§ **GIVEN REQUEST**
Write out all of the records precisely. Skip anything that is a picture.

§ **GIVEN INFORMATION**
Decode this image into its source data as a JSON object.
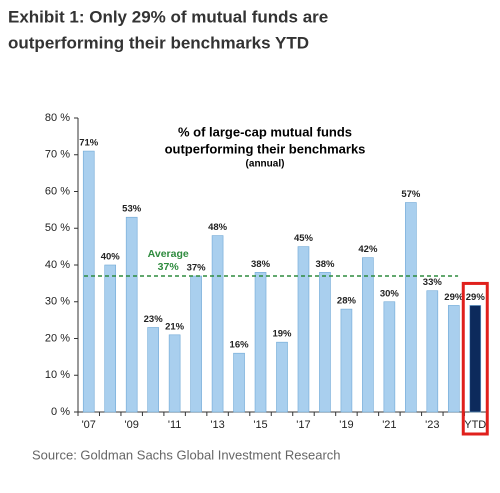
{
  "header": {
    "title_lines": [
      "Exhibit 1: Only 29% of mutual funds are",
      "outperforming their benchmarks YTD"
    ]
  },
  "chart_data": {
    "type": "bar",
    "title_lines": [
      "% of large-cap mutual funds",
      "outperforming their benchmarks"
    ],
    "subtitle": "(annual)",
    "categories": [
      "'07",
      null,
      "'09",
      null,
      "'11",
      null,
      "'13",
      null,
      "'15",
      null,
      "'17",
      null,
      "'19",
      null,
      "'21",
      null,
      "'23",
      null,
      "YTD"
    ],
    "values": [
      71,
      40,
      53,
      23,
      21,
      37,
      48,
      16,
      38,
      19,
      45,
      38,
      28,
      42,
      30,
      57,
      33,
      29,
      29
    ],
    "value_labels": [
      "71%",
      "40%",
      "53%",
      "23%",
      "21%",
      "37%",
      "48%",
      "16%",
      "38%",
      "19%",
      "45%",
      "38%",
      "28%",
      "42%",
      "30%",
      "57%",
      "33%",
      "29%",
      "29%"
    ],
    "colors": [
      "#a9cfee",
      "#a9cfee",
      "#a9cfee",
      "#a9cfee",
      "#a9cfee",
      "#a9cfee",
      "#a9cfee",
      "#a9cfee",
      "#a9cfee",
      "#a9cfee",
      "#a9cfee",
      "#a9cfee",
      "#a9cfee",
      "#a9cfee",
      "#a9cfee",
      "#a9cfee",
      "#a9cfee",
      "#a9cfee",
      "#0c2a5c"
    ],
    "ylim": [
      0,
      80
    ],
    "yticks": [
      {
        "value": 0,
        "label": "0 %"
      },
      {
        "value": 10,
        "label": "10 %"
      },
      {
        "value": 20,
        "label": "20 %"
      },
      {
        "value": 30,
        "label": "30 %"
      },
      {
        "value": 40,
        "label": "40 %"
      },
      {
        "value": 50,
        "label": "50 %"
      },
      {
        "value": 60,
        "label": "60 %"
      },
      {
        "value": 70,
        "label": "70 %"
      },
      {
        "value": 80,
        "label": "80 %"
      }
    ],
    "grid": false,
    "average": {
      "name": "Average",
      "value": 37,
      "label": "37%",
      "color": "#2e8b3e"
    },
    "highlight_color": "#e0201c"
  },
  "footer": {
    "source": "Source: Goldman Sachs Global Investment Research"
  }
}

§ **CORRECT RESULT**
Decode this image into its source data as a JSON object.
{
  "header": {
    "title_lines": [
      "Exhibit 1: Only 29% of mutual funds are",
      "outperforming their benchmarks YTD"
    ]
  },
  "chart_data": {
    "type": "bar",
    "title_lines": [
      "% of large-cap mutual funds",
      "outperforming their benchmarks"
    ],
    "subtitle": "(annual)",
    "categories": [
      "'07",
      null,
      "'09",
      null,
      "'11",
      null,
      "'13",
      null,
      "'15",
      null,
      "'17",
      null,
      "'19",
      null,
      "'21",
      null,
      "'23",
      null,
      "YTD"
    ],
    "values": [
      71,
      40,
      53,
      23,
      21,
      37,
      48,
      16,
      38,
      19,
      45,
      38,
      28,
      42,
      30,
      57,
      33,
      29,
      29
    ],
    "value_labels": [
      "71%",
      "40%",
      "53%",
      "23%",
      "21%",
      "37%",
      "48%",
      "16%",
      "38%",
      "19%",
      "45%",
      "38%",
      "28%",
      "42%",
      "30%",
      "57%",
      "33%",
      "29%",
      "29%"
    ],
    "colors": [
      "#a9cfee",
      "#a9cfee",
      "#a9cfee",
      "#a9cfee",
      "#a9cfee",
      "#a9cfee",
      "#a9cfee",
      "#a9cfee",
      "#a9cfee",
      "#a9cfee",
      "#a9cfee",
      "#a9cfee",
      "#a9cfee",
      "#a9cfee",
      "#a9cfee",
      "#a9cfee",
      "#a9cfee",
      "#a9cfee",
      "#0c2a5c"
    ],
    "ylim": [
      0,
      80
    ],
    "yticks": [
      {
        "value": 0,
        "label": "0 %"
      },
      {
        "value": 10,
        "label": "10 %"
      },
      {
        "value": 20,
        "label": "20 %"
      },
      {
        "value": 30,
        "label": "30 %"
      },
      {
        "value": 40,
        "label": "40 %"
      },
      {
        "value": 50,
        "label": "50 %"
      },
      {
        "value": 60,
        "label": "60 %"
      },
      {
        "value": 70,
        "label": "70 %"
      },
      {
        "value": 80,
        "label": "80 %"
      }
    ],
    "grid": false,
    "average": {
      "name": "Average",
      "value": 37,
      "label": "37%",
      "color": "#2e8b3e"
    },
    "highlight_color": "#e0201c"
  },
  "footer": {
    "source": "Source: Goldman Sachs Global Investment Research"
  }
}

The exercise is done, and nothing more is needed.